(Dataset records on visual material)
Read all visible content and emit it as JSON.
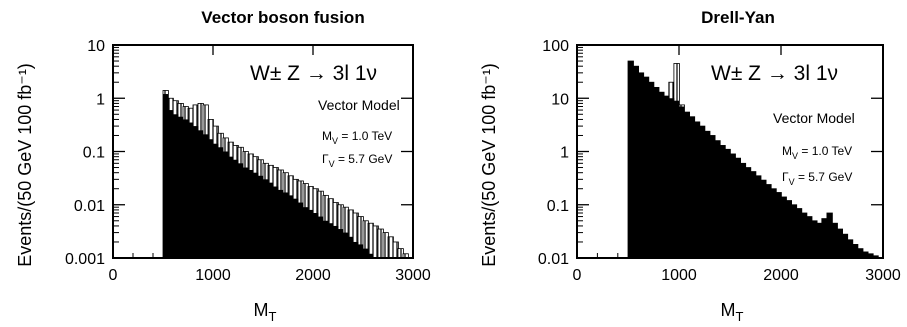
{
  "chart_data": [
    {
      "type": "bar",
      "title": "Vector boson fusion",
      "process": "W± Z → 3l 1ν",
      "model": "Vector Model",
      "mass_label": "M",
      "mass_sub": "V",
      "mass_value": " = 1.0 TeV",
      "width_label": "Γ",
      "width_sub": "V",
      "width_value": " = 5.7 GeV",
      "xlabel": "M",
      "xlabel_sub": "T",
      "ylabel": "Events/(50 GeV 100 fb⁻¹)",
      "yscale": "log",
      "xlim": [
        0,
        3000
      ],
      "ylim": [
        0.001,
        10
      ],
      "xticks": [
        "0",
        "1000",
        "2000",
        "3000"
      ],
      "yticks": [
        "10",
        "1",
        "0.1",
        "0.01",
        "0.001"
      ],
      "bin_edges_start": 500,
      "bin_width": 50,
      "series": [
        {
          "fill": "black",
          "values": [
            1.2,
            0.6,
            0.5,
            0.45,
            0.4,
            0.35,
            0.3,
            0.25,
            0.21,
            0.17,
            0.14,
            0.12,
            0.1,
            0.08,
            0.07,
            0.06,
            0.05,
            0.045,
            0.04,
            0.035,
            0.03,
            0.026,
            0.022,
            0.019,
            0.017,
            0.015,
            0.013,
            0.011,
            0.009,
            0.008,
            0.007,
            0.006,
            0.005,
            0.0045,
            0.004,
            0.0035,
            0.003,
            0.0025,
            0.002,
            0.0018,
            0.0015,
            0.0012,
            0.001,
            0.001,
            0.001,
            0.001,
            0.001,
            0.001,
            0.001,
            0.001
          ]
        },
        {
          "fill": "hatched",
          "values": [
            1.4,
            1.0,
            0.9,
            0.8,
            0.7,
            0.65,
            0.75,
            0.8,
            0.75,
            0.4,
            0.3,
            0.22,
            0.18,
            0.15,
            0.13,
            0.12,
            0.1,
            0.09,
            0.08,
            0.07,
            0.06,
            0.055,
            0.05,
            0.045,
            0.04,
            0.035,
            0.03,
            0.028,
            0.025,
            0.022,
            0.02,
            0.018,
            0.015,
            0.013,
            0.011,
            0.01,
            0.009,
            0.008,
            0.007,
            0.006,
            0.005,
            0.0045,
            0.004,
            0.0035,
            0.003,
            0.0025,
            0.002,
            0.0015,
            0.0012,
            0.001
          ]
        }
      ]
    },
    {
      "type": "bar",
      "title": "Drell-Yan",
      "process": "W± Z → 3l 1ν",
      "model": "Vector Model",
      "mass_label": "M",
      "mass_sub": "V",
      "mass_value": " = 1.0 TeV",
      "width_label": "Γ",
      "width_sub": "V",
      "width_value": " = 5.7 GeV",
      "xlabel": "M",
      "xlabel_sub": "T",
      "ylabel": "Events/(50 GeV 100 fb⁻¹)",
      "yscale": "log",
      "xlim": [
        0,
        3000
      ],
      "ylim": [
        0.01,
        100
      ],
      "xticks": [
        "0",
        "1000",
        "2000",
        "3000"
      ],
      "yticks": [
        "100",
        "10",
        "1",
        "0.1",
        "0.01"
      ],
      "bin_edges_start": 500,
      "bin_width": 50,
      "series": [
        {
          "fill": "black",
          "values": [
            50,
            40,
            30,
            25,
            20,
            16,
            13,
            11,
            10,
            9,
            7,
            5.5,
            4.5,
            3.6,
            3.0,
            2.4,
            2.0,
            1.6,
            1.3,
            1.1,
            0.9,
            0.75,
            0.6,
            0.5,
            0.42,
            0.35,
            0.29,
            0.24,
            0.2,
            0.17,
            0.14,
            0.12,
            0.1,
            0.085,
            0.07,
            0.06,
            0.05,
            0.045,
            0.055,
            0.07,
            0.045,
            0.035,
            0.028,
            0.022,
            0.018,
            0.015,
            0.013,
            0.012,
            0.011,
            0.01
          ]
        },
        {
          "fill": "hatched",
          "values": [
            50,
            40,
            30,
            25,
            20,
            16,
            13,
            11,
            20,
            45,
            7.5,
            5.5,
            4.5,
            3.6,
            3.0,
            2.4,
            2.0,
            1.6,
            1.3,
            1.1,
            0.9,
            0.75,
            0.6,
            0.5,
            0.42,
            0.35,
            0.29,
            0.24,
            0.2,
            0.17,
            0.14,
            0.12,
            0.1,
            0.085,
            0.07,
            0.06,
            0.05,
            0.045,
            0.055,
            0.07,
            0.045,
            0.035,
            0.028,
            0.022,
            0.018,
            0.015,
            0.013,
            0.012,
            0.011,
            0.01
          ]
        }
      ]
    }
  ]
}
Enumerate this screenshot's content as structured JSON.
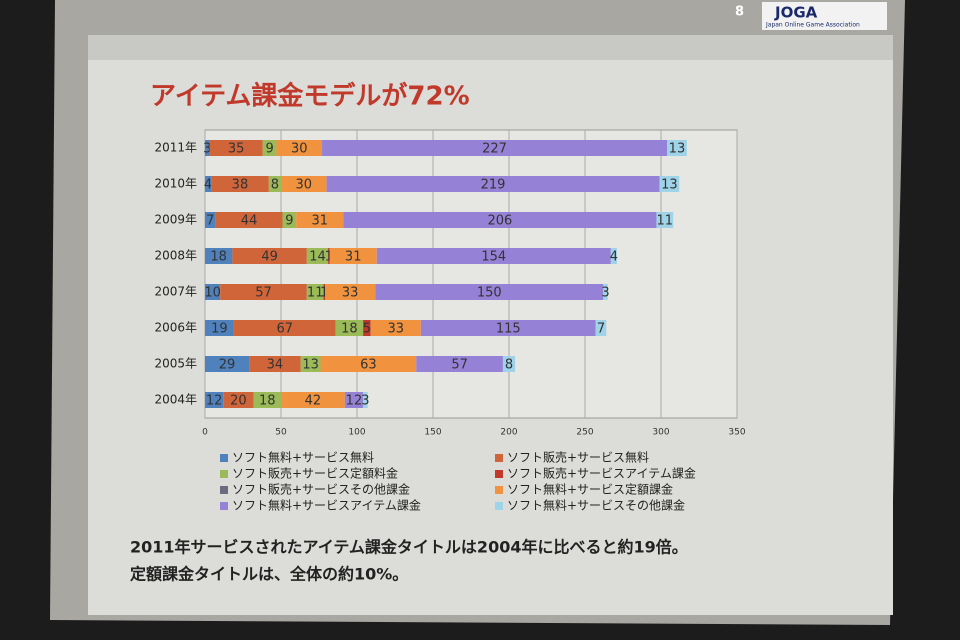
{
  "chart_data": {
    "type": "stacked-bar-horizontal",
    "title": "アイテム課金モデルが72%",
    "categories": [
      "2011年",
      "2010年",
      "2009年",
      "2008年",
      "2007年",
      "2006年",
      "2005年",
      "2004年"
    ],
    "series": [
      {
        "name": "ソフト無料+サービス無料",
        "color": "#4f81bd",
        "values": [
          3,
          4,
          7,
          18,
          10,
          19,
          29,
          12
        ]
      },
      {
        "name": "ソフト販売+サービス無料",
        "color": "#d0653a",
        "values": [
          35,
          38,
          44,
          49,
          57,
          67,
          34,
          20
        ]
      },
      {
        "name": "ソフト販売+サービス定額料金",
        "color": "#9bbb59",
        "values": [
          9,
          8,
          9,
          14,
          11,
          18,
          13,
          18
        ]
      },
      {
        "name": "ソフト販売+サービスアイテム課金",
        "color": "#c0392b",
        "values": [
          null,
          null,
          null,
          1,
          1,
          5,
          null,
          null
        ]
      },
      {
        "name": "ソフト販売+サービスその他課金",
        "color": "#6b6b80",
        "values": [
          null,
          null,
          null,
          null,
          null,
          null,
          null,
          null
        ]
      },
      {
        "name": "ソフト無料+サービス定額課金",
        "color": "#f0923e",
        "values": [
          30,
          30,
          31,
          31,
          33,
          33,
          63,
          42
        ]
      },
      {
        "name": "ソフト無料+サービスアイテム課金",
        "color": "#9582d6",
        "values": [
          227,
          219,
          206,
          154,
          150,
          115,
          57,
          12
        ]
      },
      {
        "name": "ソフト無料+サービスその他課金",
        "color": "#9fd3e8",
        "values": [
          13,
          13,
          11,
          4,
          3,
          7,
          8,
          3
        ]
      }
    ],
    "xlim": [
      0,
      350
    ],
    "xticks": [
      0,
      50,
      100,
      150,
      200,
      250,
      300,
      350
    ],
    "grid": true
  },
  "slide": {
    "page_number": "8",
    "logo": "JOGA",
    "logo_subtitle": "Japan Online Game Association",
    "caption": [
      "2011年サービスされたアイテム課金タイトルは2004年に比べると約19倍。",
      "定額課金タイトルは、全体の約10%。"
    ]
  }
}
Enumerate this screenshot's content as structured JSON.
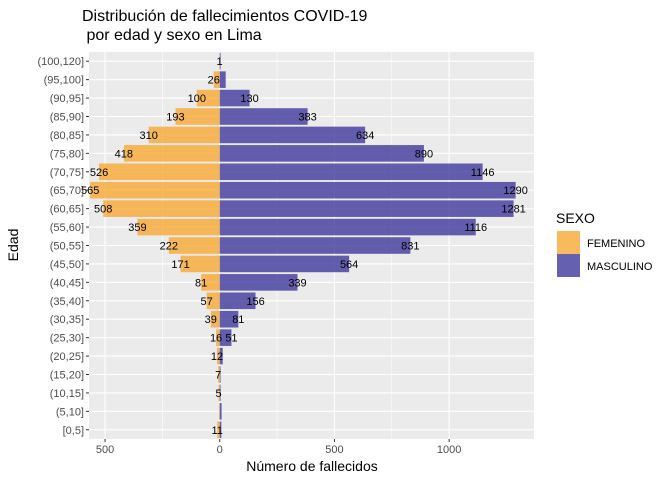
{
  "chart_data": {
    "type": "bar",
    "orientation": "horizontal-diverging",
    "title": "Distribución de fallecimientos COVID-19",
    "subtitle": " por edad y sexo en Lima",
    "xlabel": "Número de fallecidos",
    "ylabel": "Edad",
    "xlim": [
      -570,
      1370
    ],
    "xticks": [
      -500,
      0,
      500,
      1000
    ],
    "xtick_labels": [
      "500",
      "0",
      "500",
      "1000"
    ],
    "grid": true,
    "legend_title": "SEXO",
    "legend_position": "right",
    "categories": [
      "[0,5]",
      "(5,10]",
      "(10,15]",
      "(15,20]",
      "(20,25]",
      "(25,30]",
      "(30,35]",
      "(35,40]",
      "(40,45]",
      "(45,50]",
      "(50,55]",
      "(55,60]",
      "(60,65]",
      "(65,70]",
      "(70,75]",
      "(75,80]",
      "(80,85]",
      "(85,90]",
      "(90,95]",
      "(95,100]",
      "(100,120]"
    ],
    "series": [
      {
        "name": "FEMENINO",
        "color": "#F7A934",
        "values": [
          11,
          2,
          5,
          7,
          12,
          16,
          39,
          57,
          81,
          171,
          222,
          359,
          508,
          565,
          526,
          418,
          310,
          193,
          100,
          26,
          1
        ],
        "labels": [
          "11",
          "",
          "5",
          "7",
          "12",
          "16",
          "39",
          "57",
          "81",
          "171",
          "222",
          "359",
          "508",
          "565",
          "526",
          "418",
          "310",
          "193",
          "100",
          "26",
          "1"
        ]
      },
      {
        "name": "MASCULINO",
        "color": "#3F3A9C",
        "values": [
          7,
          8,
          2,
          2,
          13,
          51,
          81,
          156,
          339,
          564,
          831,
          1116,
          1281,
          1290,
          1146,
          890,
          634,
          383,
          130,
          26,
          3
        ],
        "labels": [
          "",
          "",
          "",
          "",
          "",
          "51",
          "81",
          "156",
          "339",
          "564",
          "831",
          "1116",
          "1281",
          "1290",
          "1146",
          "890",
          "634",
          "383",
          "130",
          "",
          ""
        ]
      }
    ]
  }
}
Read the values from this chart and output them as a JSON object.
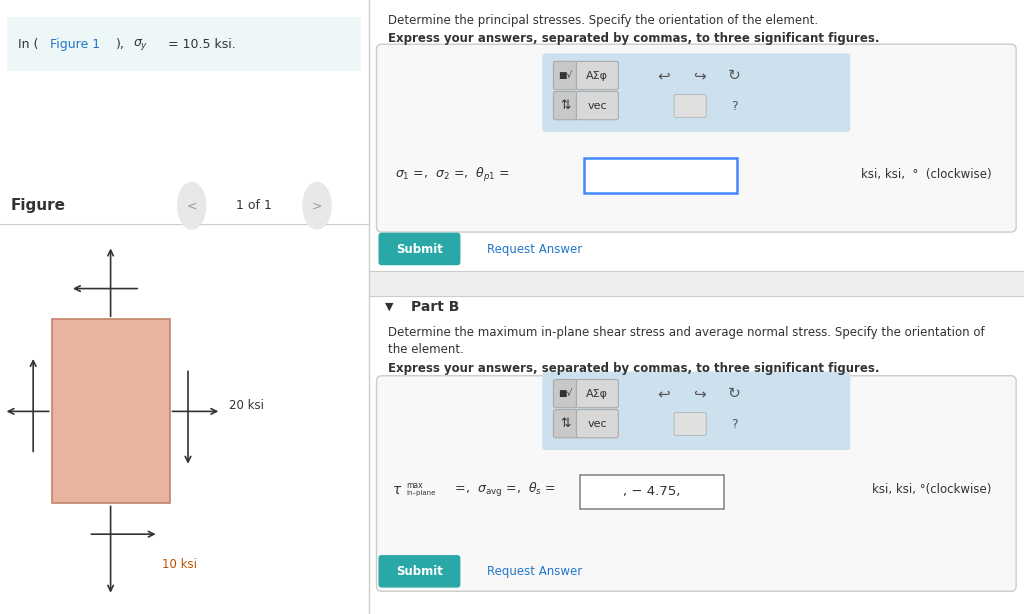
{
  "bg_color": "#ffffff",
  "left_panel_bg": "#eef7f8",
  "box_color": "#e8b4a0",
  "box_edge_color": "#c4846a",
  "arrow_color": "#333333",
  "label_color_20": "#333333",
  "label_color_10": "#c05000",
  "right_top_text1": "Determine the principal stresses. Specify the orientation of the element.",
  "right_top_text2": "Express your answers, separated by commas, to three significant figures.",
  "partB_text1": "Determine the maximum in-plane shear stress and average normal stress. Specify the orientation of",
  "partB_text2": "the element.",
  "partB_bold": "Express your answers, separated by commas, to three significant figures.",
  "answer_box_value": ", − 4.75,",
  "submit_color": "#2aa8a8",
  "toolbar_bg": "#cce0ee",
  "input_border_color": "#4488ff"
}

Task prompt:
Drop the pictures, then reproduce exactly the lines from the one with "Read the values" through the final line of the listing.

Task result:
Read the values from this chart and output them as a JSON object.
{
  "bg_color": "#ffffff",
  "left_panel_bg": "#eef7f8",
  "box_color": "#e8b4a0",
  "box_edge_color": "#c4846a",
  "arrow_color": "#333333",
  "label_color_20": "#333333",
  "label_color_10": "#c05000",
  "right_top_text1": "Determine the principal stresses. Specify the orientation of the element.",
  "right_top_text2": "Express your answers, separated by commas, to three significant figures.",
  "partB_text1": "Determine the maximum in-plane shear stress and average normal stress. Specify the orientation of",
  "partB_text2": "the element.",
  "partB_bold": "Express your answers, separated by commas, to three significant figures.",
  "answer_box_value": ", − 4.75,",
  "submit_color": "#2aa8a8",
  "toolbar_bg": "#cce0ee",
  "input_border_color": "#4488ff"
}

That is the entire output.